Aim of the task =
Print out the entries below with no edits.

Stored records =
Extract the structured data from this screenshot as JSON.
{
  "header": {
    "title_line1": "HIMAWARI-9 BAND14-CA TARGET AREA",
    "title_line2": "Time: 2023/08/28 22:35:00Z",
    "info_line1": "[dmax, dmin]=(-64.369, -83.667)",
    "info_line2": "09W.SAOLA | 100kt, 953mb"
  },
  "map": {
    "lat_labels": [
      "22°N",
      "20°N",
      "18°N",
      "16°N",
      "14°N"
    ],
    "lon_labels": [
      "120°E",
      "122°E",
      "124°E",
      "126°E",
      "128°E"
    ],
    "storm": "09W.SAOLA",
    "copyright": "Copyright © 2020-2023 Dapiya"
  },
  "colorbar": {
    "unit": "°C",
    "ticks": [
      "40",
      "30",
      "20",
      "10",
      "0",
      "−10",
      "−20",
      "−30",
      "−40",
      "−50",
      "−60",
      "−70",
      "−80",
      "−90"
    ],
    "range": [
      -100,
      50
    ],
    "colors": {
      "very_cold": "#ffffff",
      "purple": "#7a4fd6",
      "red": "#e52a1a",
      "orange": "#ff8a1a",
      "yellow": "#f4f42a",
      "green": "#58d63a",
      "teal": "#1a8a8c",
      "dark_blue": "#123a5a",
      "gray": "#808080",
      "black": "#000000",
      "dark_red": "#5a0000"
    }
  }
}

Result of this exercise =
Extract the structured data from this screenshot as JSON.
{
  "header": {
    "title_line1": "HIMAWARI-9 BAND14-CA TARGET AREA",
    "title_line2": "Time: 2023/08/28 22:35:00Z",
    "info_line1": "[dmax, dmin]=(-64.369, -83.667)",
    "info_line2": "09W.SAOLA | 100kt, 953mb"
  },
  "map": {
    "lat_labels": [
      "22°N",
      "20°N",
      "18°N",
      "16°N",
      "14°N"
    ],
    "lon_labels": [
      "120°E",
      "122°E",
      "124°E",
      "126°E",
      "128°E"
    ],
    "storm": "09W.SAOLA",
    "copyright": "Copyright © 2020-2023 Dapiya"
  },
  "colorbar": {
    "unit": "°C",
    "ticks": [
      "40",
      "30",
      "20",
      "10",
      "0",
      "−10",
      "−20",
      "−30",
      "−40",
      "−50",
      "−60",
      "−70",
      "−80",
      "−90"
    ],
    "range": [
      -100,
      50
    ],
    "colors": {
      "very_cold": "#ffffff",
      "purple": "#7a4fd6",
      "red": "#e52a1a",
      "orange": "#ff8a1a",
      "yellow": "#f4f42a",
      "green": "#58d63a",
      "teal": "#1a8a8c",
      "dark_blue": "#123a5a",
      "gray": "#808080",
      "black": "#000000",
      "dark_red": "#5a0000"
    }
  }
}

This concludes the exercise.